Goal → Count lines with the string "político" in them. State the number alone.
§
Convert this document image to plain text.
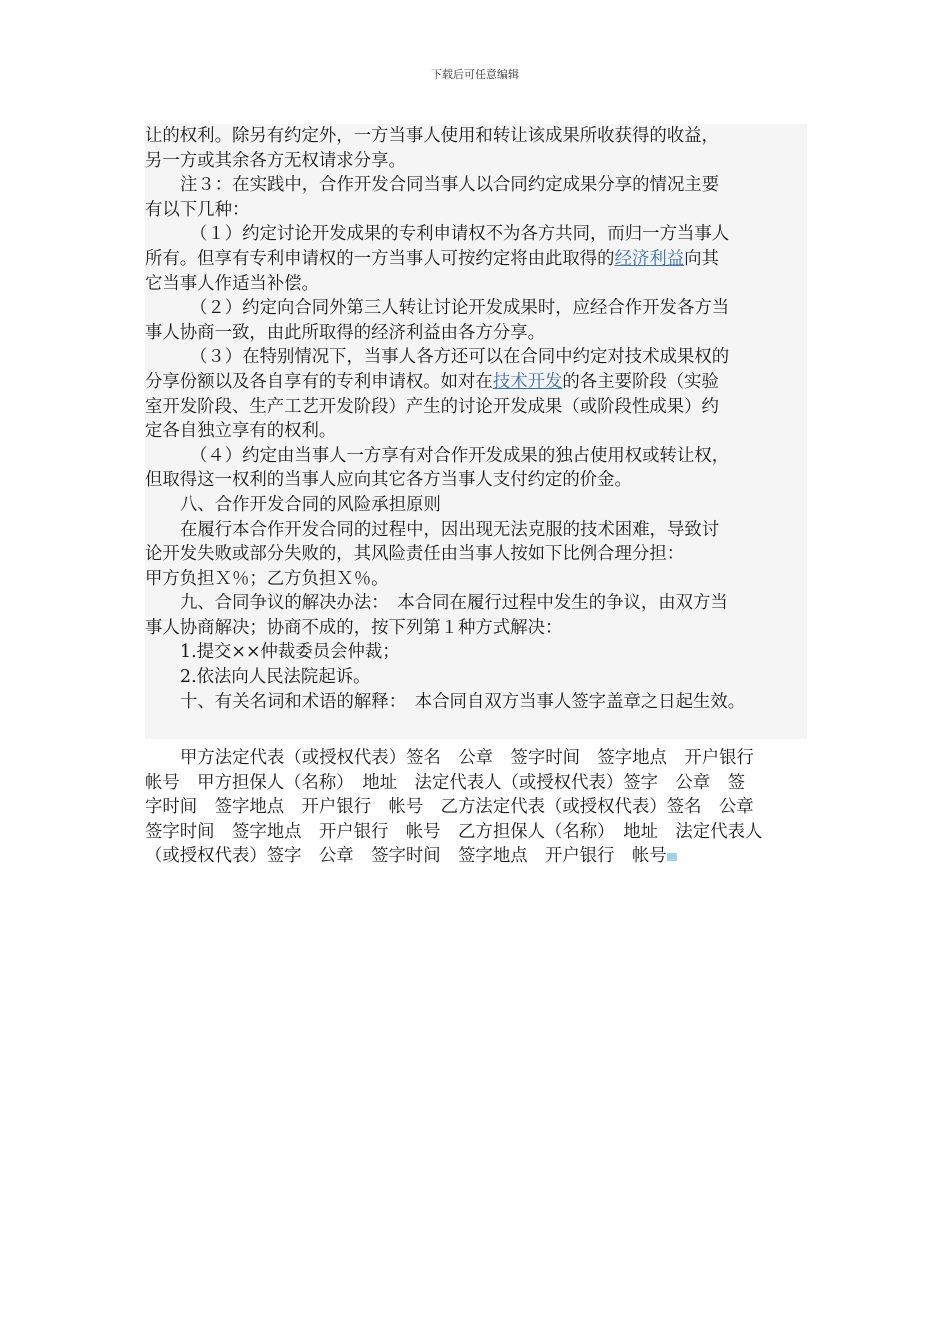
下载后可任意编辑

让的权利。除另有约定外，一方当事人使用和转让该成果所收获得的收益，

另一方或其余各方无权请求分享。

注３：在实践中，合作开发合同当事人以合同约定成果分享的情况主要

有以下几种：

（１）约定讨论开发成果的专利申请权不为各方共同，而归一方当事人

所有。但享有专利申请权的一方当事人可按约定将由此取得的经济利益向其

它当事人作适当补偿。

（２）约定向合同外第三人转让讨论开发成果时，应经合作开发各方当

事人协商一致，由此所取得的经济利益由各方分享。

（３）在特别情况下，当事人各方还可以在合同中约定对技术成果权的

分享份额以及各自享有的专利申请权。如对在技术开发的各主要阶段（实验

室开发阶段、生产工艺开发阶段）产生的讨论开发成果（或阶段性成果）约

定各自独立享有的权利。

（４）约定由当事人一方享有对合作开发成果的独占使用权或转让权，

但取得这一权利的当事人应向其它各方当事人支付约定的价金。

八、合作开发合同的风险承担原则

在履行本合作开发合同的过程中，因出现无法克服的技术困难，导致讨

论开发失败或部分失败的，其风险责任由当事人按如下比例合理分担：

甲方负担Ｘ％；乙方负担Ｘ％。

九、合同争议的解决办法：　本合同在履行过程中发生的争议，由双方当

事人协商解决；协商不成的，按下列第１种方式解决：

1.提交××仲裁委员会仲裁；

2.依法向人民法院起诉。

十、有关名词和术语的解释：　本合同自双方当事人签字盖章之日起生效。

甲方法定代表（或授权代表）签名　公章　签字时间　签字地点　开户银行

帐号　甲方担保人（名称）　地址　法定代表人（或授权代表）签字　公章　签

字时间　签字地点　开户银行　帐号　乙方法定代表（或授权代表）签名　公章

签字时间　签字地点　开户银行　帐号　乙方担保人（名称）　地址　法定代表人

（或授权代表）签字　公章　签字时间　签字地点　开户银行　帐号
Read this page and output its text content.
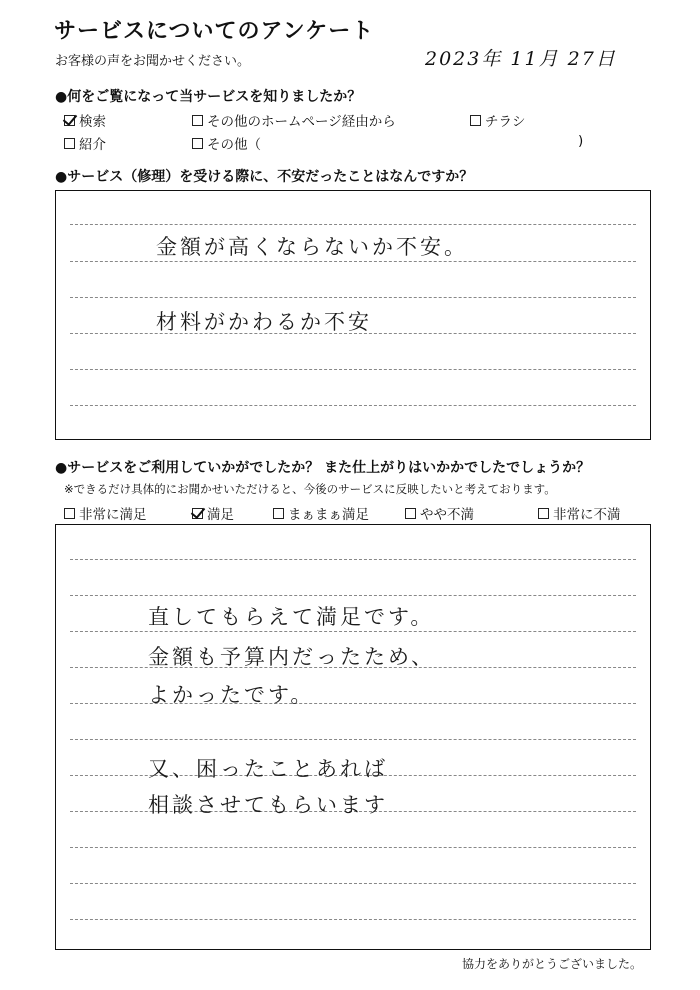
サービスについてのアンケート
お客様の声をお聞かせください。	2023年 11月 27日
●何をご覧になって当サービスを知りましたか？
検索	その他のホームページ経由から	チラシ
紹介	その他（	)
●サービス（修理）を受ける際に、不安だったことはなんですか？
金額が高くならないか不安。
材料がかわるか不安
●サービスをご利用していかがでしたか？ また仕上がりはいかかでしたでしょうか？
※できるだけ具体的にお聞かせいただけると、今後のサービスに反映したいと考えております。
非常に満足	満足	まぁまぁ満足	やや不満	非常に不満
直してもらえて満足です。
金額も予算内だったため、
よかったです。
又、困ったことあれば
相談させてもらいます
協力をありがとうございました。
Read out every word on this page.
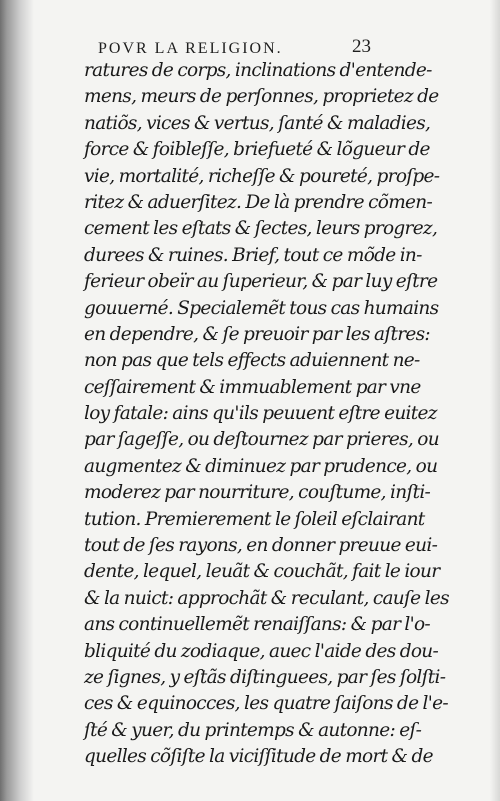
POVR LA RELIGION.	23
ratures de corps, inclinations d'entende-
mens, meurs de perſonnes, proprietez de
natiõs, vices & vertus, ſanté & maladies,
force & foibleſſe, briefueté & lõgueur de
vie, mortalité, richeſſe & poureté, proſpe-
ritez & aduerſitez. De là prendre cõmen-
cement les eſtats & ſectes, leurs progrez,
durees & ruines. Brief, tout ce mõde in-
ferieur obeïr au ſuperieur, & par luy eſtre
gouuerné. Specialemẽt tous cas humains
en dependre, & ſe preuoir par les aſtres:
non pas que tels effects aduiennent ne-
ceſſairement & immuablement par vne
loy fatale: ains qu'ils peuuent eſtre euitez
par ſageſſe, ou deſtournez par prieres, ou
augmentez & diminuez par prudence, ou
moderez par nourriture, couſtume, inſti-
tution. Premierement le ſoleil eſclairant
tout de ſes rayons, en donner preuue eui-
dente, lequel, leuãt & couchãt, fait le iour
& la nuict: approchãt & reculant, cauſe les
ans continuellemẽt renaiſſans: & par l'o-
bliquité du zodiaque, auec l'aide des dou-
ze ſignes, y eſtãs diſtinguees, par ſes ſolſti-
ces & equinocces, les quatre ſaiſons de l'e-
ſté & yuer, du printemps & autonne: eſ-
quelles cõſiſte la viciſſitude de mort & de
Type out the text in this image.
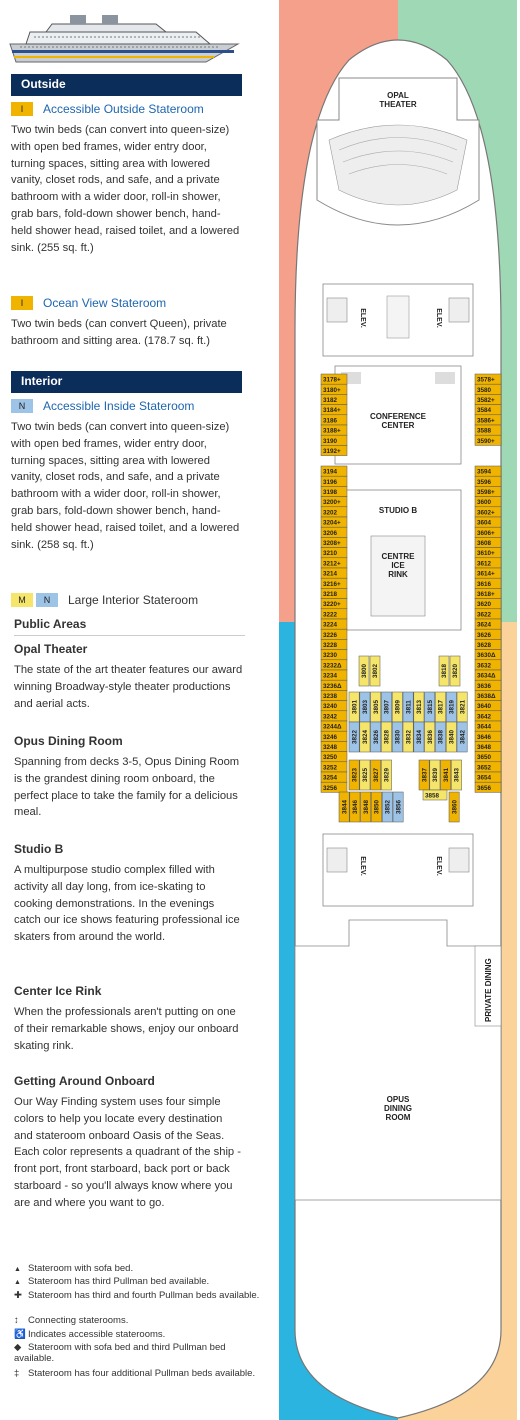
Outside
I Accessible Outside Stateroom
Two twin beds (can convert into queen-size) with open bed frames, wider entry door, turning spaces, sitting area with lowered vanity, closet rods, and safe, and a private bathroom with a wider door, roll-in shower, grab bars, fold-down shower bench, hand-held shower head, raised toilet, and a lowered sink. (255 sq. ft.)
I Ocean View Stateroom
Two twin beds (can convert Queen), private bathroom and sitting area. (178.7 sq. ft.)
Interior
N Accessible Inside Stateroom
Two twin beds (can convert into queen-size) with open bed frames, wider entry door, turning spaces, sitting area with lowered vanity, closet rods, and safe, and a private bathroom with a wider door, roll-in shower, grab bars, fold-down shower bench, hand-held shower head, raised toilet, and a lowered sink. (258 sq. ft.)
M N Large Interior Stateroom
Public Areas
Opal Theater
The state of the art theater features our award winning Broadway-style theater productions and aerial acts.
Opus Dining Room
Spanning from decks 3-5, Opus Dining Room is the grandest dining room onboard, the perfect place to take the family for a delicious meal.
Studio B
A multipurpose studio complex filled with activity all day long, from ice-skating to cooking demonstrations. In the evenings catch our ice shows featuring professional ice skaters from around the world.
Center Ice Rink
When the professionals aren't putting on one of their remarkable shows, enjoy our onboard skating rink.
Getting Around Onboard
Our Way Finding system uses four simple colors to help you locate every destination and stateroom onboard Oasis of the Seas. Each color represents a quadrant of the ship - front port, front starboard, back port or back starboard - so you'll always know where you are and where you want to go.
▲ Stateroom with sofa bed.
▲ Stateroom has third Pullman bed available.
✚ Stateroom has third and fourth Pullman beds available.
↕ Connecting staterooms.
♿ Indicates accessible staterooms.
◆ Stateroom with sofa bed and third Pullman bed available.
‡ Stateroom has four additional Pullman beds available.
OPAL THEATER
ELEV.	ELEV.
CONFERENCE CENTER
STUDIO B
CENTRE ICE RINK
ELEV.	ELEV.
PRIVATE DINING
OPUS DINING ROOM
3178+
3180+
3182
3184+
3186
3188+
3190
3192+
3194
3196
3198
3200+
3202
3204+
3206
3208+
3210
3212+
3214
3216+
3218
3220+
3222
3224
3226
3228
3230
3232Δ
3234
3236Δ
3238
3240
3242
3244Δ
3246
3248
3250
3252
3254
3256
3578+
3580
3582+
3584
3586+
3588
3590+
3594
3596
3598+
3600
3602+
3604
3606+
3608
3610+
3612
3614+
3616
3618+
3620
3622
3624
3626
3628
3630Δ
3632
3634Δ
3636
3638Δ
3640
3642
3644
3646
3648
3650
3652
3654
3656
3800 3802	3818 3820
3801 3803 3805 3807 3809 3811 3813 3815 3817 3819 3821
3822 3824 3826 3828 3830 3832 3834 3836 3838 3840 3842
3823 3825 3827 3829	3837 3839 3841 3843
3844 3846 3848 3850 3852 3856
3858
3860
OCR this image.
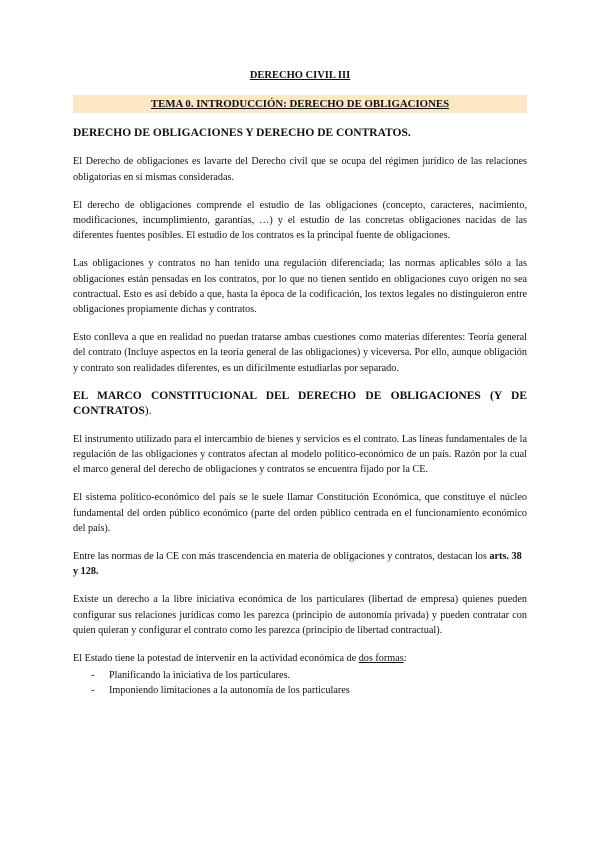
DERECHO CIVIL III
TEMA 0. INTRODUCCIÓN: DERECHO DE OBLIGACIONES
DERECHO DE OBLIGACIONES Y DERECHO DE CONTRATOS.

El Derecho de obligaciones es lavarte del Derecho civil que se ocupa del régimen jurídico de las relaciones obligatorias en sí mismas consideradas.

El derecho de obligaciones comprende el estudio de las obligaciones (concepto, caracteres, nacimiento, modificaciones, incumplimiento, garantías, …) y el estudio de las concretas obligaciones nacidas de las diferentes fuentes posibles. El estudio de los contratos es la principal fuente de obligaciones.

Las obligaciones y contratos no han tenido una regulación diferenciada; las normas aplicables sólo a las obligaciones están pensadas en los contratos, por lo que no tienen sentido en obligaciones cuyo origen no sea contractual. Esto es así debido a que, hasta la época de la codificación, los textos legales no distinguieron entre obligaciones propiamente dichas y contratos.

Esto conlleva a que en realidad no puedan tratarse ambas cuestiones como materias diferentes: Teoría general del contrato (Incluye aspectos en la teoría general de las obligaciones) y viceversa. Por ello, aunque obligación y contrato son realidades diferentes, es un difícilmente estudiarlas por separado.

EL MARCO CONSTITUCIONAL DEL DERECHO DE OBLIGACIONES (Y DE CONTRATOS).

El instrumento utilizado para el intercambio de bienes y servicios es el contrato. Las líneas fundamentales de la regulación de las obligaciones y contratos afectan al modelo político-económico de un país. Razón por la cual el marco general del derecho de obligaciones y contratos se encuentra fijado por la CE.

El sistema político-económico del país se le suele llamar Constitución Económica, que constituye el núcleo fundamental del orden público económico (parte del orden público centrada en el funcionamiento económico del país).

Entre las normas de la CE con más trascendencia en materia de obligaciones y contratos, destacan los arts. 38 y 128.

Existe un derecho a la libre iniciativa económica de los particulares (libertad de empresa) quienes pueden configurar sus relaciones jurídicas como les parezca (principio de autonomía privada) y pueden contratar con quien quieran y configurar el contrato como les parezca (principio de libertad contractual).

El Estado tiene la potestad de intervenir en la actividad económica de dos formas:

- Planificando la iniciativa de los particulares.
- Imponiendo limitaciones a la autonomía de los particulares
§
Exercise response → 2